• Records shown
══════════════════════════════

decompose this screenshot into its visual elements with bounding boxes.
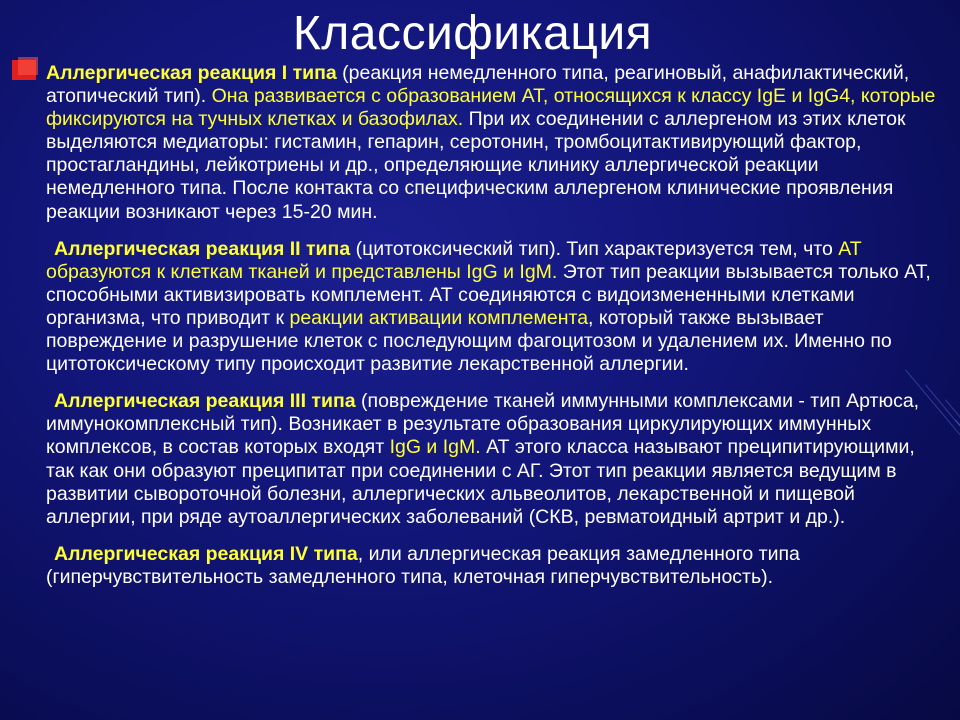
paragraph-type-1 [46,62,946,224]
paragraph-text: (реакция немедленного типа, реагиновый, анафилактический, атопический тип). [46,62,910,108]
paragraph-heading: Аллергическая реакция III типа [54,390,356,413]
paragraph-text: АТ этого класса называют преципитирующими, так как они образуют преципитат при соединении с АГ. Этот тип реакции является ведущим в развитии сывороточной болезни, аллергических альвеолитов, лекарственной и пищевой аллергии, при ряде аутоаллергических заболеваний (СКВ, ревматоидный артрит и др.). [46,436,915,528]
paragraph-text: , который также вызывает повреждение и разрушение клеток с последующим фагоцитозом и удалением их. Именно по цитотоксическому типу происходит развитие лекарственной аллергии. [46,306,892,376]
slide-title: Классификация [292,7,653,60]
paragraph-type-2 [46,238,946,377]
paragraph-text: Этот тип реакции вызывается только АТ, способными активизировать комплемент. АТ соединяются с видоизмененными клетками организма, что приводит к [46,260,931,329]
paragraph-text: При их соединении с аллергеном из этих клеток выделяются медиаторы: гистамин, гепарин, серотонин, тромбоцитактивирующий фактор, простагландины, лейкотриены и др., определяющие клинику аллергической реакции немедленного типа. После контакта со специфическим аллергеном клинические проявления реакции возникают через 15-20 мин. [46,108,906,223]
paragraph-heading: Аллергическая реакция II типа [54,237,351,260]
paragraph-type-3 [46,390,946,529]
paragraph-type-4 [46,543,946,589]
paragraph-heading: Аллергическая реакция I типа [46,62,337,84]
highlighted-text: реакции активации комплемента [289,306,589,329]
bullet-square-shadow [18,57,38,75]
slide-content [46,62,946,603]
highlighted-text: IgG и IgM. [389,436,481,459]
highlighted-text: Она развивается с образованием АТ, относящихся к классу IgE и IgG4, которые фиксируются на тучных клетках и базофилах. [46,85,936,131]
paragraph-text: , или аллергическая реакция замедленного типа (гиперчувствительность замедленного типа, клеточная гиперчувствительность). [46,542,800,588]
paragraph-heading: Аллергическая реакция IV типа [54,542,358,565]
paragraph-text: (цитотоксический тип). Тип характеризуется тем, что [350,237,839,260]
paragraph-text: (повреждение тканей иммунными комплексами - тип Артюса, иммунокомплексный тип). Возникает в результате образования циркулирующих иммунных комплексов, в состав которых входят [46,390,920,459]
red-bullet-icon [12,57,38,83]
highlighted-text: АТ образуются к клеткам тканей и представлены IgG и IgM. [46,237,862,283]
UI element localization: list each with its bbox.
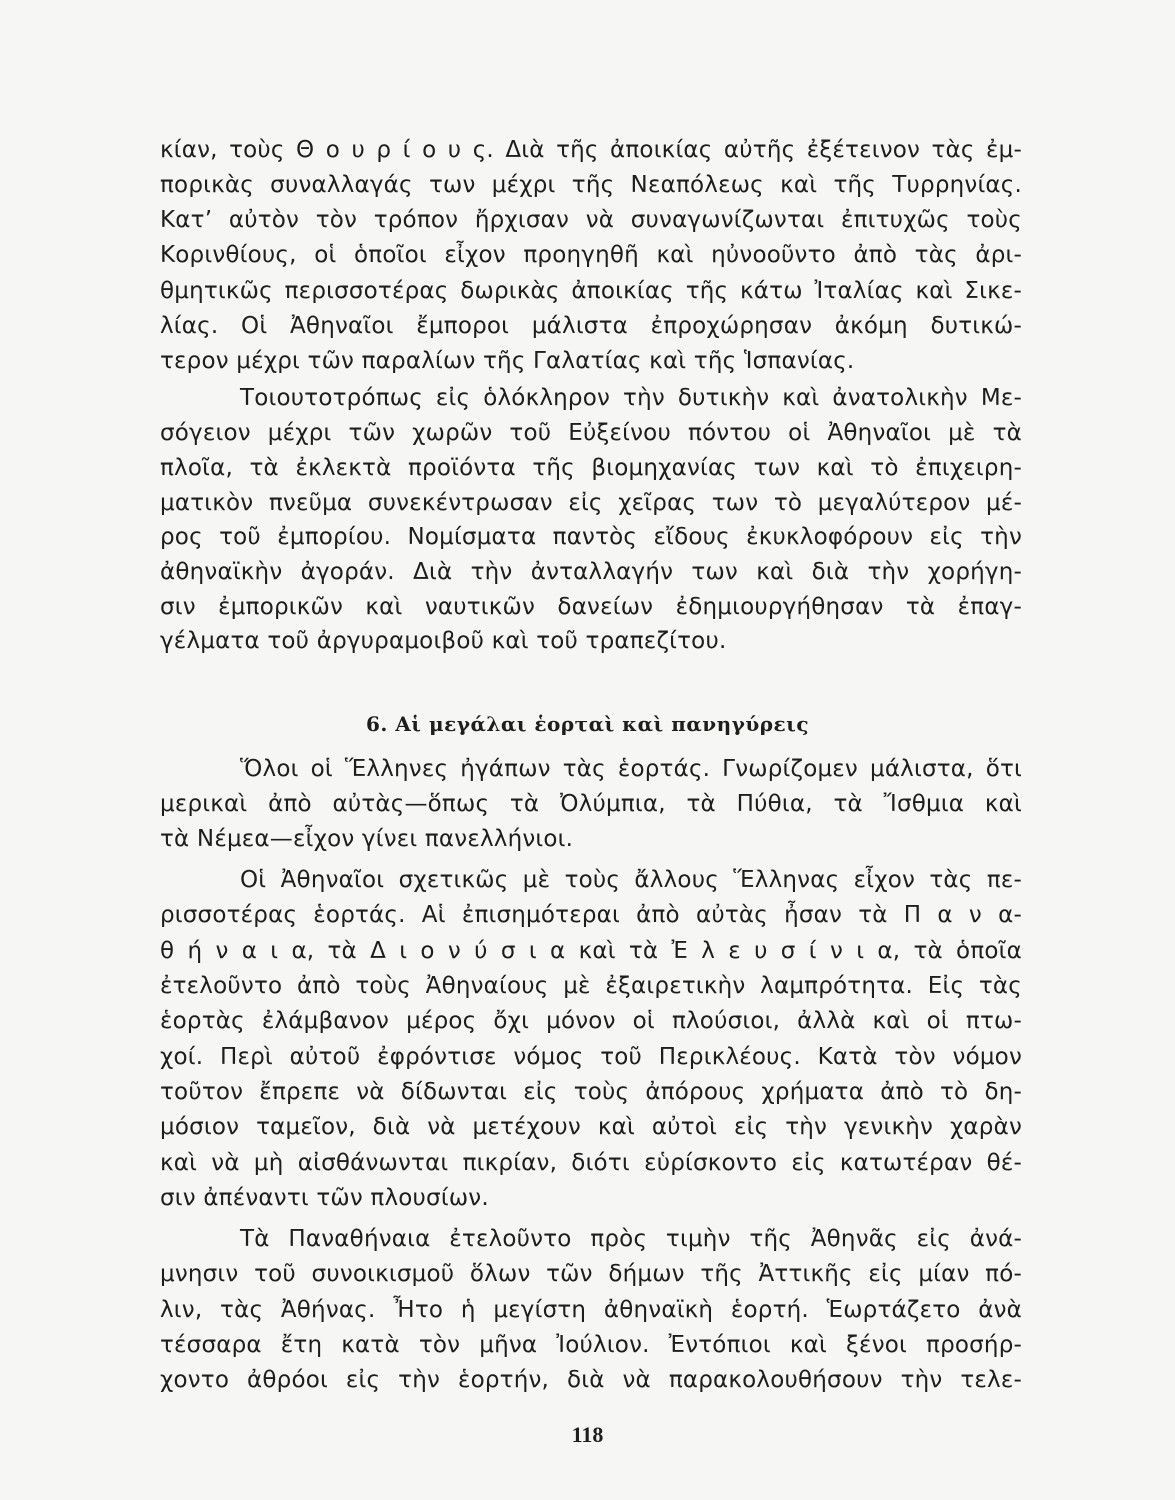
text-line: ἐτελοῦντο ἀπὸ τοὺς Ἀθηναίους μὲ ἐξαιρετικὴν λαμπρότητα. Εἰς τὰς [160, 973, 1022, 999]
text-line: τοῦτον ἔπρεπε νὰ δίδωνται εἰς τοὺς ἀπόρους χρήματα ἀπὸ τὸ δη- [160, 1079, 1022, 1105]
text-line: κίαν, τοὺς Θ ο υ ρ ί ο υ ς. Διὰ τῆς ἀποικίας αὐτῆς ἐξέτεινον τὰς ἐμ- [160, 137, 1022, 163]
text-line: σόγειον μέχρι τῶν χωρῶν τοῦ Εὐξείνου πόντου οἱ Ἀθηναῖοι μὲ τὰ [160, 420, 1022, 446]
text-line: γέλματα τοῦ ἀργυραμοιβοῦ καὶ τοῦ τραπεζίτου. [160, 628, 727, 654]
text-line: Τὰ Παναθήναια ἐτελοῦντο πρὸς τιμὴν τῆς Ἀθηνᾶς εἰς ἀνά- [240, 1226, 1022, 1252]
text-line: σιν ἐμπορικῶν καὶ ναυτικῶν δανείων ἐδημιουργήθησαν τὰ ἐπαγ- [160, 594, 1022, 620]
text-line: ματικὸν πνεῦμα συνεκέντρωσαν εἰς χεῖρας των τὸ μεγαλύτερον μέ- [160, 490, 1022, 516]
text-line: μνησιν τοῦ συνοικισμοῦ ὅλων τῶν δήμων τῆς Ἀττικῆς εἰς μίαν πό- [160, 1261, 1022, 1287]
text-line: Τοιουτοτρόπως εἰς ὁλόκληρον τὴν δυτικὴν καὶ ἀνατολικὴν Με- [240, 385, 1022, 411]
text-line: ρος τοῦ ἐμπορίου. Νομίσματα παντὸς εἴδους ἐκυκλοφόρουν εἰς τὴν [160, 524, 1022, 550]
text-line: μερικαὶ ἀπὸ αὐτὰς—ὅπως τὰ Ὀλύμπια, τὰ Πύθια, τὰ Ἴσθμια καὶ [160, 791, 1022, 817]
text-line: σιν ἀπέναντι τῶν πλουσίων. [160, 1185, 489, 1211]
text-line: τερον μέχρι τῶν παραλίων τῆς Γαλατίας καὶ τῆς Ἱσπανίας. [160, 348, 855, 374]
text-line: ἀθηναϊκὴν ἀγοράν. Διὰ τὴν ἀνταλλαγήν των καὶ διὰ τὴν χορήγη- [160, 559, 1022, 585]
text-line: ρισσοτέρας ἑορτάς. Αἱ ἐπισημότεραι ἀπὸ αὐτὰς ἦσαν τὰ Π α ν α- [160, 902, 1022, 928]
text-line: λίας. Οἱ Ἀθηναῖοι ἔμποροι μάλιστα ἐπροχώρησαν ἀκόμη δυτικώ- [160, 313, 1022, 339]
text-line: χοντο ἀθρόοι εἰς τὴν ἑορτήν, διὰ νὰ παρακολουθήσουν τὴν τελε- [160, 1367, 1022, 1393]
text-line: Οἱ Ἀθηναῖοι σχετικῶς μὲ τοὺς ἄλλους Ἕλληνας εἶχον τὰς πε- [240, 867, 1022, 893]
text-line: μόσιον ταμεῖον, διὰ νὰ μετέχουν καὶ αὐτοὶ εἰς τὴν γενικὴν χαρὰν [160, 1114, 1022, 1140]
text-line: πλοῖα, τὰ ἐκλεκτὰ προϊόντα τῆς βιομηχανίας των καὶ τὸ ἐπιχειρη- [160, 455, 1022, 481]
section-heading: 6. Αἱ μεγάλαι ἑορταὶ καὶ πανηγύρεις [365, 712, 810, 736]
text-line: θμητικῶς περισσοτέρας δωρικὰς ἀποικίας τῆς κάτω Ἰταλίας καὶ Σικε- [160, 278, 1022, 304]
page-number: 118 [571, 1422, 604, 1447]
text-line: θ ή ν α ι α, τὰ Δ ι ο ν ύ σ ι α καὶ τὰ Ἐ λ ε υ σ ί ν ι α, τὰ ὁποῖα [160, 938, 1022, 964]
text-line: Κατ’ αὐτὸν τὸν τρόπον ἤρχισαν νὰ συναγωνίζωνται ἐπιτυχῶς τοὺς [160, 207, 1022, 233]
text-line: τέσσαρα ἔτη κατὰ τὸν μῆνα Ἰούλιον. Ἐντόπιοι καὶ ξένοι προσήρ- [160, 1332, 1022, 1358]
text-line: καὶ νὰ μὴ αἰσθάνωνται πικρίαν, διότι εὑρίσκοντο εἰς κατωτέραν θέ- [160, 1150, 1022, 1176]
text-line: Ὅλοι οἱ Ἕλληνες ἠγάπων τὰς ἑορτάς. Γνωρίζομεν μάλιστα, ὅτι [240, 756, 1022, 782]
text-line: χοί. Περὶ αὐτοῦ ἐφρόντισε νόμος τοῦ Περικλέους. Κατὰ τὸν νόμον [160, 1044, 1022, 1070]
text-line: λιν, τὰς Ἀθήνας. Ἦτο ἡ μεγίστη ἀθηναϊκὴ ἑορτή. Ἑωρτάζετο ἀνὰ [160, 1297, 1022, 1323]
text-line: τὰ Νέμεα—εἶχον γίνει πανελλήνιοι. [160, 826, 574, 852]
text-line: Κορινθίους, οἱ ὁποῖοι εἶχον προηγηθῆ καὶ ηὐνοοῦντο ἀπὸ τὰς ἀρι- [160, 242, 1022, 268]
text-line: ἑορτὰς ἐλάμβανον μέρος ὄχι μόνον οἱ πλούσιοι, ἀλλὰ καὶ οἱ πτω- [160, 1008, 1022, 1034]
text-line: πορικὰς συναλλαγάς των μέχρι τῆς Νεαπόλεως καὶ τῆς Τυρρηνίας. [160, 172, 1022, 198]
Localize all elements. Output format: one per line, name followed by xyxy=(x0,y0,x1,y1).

══════════════════════════════

• What the task asks
Please render the lines in the records as a JSON list of strings, one string per line and no blank lines, starting with the line containing "text-line: ἐτελοῦντο ἀπὸ" and going on through the line containing "text-line: τερον μέχρι".

• Result for this exercise
[
  "text-line: ἐτελοῦντο ἀπὸ τοὺς Ἀθηναίους μὲ ἐξαιρετικὴν λαμπρότητα. Εἰς τὰς [160, 973, 1022, 999]",
  "text-line: τοῦτον ἔπρεπε νὰ δίδωνται εἰς τοὺς ἀπόρους χρήματα ἀπὸ τὸ δη- [160, 1079, 1022, 1105]",
  "text-line: κίαν, τοὺς Θ ο υ ρ ί ο υ ς. Διὰ τῆς ἀποικίας αὐτῆς ἐξέτεινον τὰς ἐμ- [160, 137, 1022, 163]",
  "text-line: σόγειον μέχρι τῶν χωρῶν τοῦ Εὐξείνου πόντου οἱ Ἀθηναῖοι μὲ τὰ [160, 420, 1022, 446]",
  "text-line: γέλματα τοῦ ἀργυραμοιβοῦ καὶ τοῦ τραπεζίτου. [160, 628, 727, 654]",
  "text-line: Τὰ Παναθήναια ἐτελοῦντο πρὸς τιμὴν τῆς Ἀθηνᾶς εἰς ἀνά- [240, 1226, 1022, 1252]",
  "text-line: σιν ἐμπορικῶν καὶ ναυτικῶν δανείων ἐδημιουργήθησαν τὰ ἐπαγ- [160, 594, 1022, 620]",
  "text-line: ματικὸν πνεῦμα συνεκέντρωσαν εἰς χεῖρας των τὸ μεγαλύτερον μέ- [160, 490, 1022, 516]",
  "text-line: μνησιν τοῦ συνοικισμοῦ ὅλων τῶν δήμων τῆς Ἀττικῆς εἰς μίαν πό- [160, 1261, 1022, 1287]",
  "text-line: Τοιουτοτρόπως εἰς ὁλόκληρον τὴν δυτικὴν καὶ ἀνατολικὴν Με- [240, 385, 1022, 411]",
  "text-line: ρος τοῦ ἐμπορίου. Νομίσματα παντὸς εἴδους ἐκυκλοφόρουν εἰς τὴν [160, 524, 1022, 550]",
  "text-line: μερικαὶ ἀπὸ αὐτὰς—ὅπως τὰ Ὀλύμπια, τὰ Πύθια, τὰ Ἴσθμια καὶ [160, 791, 1022, 817]",
  "text-line: σιν ἀπέναντι τῶν πλουσίων. [160, 1185, 489, 1211]",
  "text-line: τερον μέχρι τῶν παραλίων τῆς Γαλατίας καὶ τῆς Ἱσπανίας. [160, 348, 855, 374]"
]